» **Provided material**
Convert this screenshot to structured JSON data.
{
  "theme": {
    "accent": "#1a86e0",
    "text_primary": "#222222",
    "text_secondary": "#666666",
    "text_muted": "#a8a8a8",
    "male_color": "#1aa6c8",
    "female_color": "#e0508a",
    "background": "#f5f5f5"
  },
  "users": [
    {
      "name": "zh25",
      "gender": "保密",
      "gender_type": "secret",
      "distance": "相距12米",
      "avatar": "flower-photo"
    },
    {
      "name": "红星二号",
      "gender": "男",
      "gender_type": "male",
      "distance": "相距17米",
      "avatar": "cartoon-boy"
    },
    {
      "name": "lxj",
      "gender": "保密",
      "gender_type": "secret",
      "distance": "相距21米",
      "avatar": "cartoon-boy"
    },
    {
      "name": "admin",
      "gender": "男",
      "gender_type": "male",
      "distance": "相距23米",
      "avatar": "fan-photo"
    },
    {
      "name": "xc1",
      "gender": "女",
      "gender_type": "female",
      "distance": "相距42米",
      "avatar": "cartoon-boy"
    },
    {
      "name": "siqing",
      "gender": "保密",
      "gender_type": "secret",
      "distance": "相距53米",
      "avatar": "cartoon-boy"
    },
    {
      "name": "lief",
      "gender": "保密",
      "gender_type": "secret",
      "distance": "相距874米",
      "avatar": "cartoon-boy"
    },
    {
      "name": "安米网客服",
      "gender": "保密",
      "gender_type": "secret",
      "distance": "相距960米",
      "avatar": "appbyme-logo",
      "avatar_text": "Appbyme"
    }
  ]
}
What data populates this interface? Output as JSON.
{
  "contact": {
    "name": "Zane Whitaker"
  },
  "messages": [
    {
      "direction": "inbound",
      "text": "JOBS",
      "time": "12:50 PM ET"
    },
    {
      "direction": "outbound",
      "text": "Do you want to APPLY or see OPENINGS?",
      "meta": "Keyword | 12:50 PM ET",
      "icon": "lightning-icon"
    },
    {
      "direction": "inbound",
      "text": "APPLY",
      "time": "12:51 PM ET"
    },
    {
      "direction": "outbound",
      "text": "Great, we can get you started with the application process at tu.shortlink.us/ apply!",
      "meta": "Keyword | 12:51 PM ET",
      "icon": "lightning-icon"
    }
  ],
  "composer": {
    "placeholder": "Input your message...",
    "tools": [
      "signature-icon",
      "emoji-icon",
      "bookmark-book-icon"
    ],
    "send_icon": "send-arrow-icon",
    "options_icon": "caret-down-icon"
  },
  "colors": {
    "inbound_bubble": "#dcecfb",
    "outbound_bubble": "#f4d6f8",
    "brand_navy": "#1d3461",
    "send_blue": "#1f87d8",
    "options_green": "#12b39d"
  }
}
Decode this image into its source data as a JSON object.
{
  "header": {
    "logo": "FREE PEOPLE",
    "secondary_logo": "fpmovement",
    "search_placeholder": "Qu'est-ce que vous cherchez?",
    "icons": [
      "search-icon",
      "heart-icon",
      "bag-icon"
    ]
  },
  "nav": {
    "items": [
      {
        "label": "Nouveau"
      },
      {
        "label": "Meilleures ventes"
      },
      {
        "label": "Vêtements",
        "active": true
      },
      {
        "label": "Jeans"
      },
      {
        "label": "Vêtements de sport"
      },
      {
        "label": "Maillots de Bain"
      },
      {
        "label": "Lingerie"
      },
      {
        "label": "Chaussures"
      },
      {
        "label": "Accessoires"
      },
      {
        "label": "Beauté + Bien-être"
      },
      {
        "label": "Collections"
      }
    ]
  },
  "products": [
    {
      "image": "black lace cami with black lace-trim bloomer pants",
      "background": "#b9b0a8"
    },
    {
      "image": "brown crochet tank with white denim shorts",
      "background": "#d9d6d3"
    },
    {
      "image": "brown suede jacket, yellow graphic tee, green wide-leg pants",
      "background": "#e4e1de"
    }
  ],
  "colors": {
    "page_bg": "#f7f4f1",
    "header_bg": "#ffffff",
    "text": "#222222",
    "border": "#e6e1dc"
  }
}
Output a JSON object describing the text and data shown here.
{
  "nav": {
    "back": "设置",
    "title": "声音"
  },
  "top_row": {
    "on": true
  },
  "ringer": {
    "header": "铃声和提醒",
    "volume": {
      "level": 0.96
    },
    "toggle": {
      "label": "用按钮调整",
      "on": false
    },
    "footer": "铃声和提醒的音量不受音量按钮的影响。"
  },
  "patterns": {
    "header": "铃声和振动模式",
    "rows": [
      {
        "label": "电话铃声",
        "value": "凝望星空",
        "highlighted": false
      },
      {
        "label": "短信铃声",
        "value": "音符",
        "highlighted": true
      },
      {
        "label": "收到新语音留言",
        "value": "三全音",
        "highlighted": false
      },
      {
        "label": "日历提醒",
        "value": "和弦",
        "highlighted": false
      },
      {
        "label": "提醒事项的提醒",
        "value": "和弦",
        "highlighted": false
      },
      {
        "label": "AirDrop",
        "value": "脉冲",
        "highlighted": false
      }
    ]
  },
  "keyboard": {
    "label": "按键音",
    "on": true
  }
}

» **Set problem**
Copy out each line in the listing that has the word "JSON".

» **Exercise result**
Convert this screenshot to structured JSON data.
What data populates this interface? Output as JSON.
Decode this image into its source data as a JSON object.
Output a JSON object describing the text and data shown here.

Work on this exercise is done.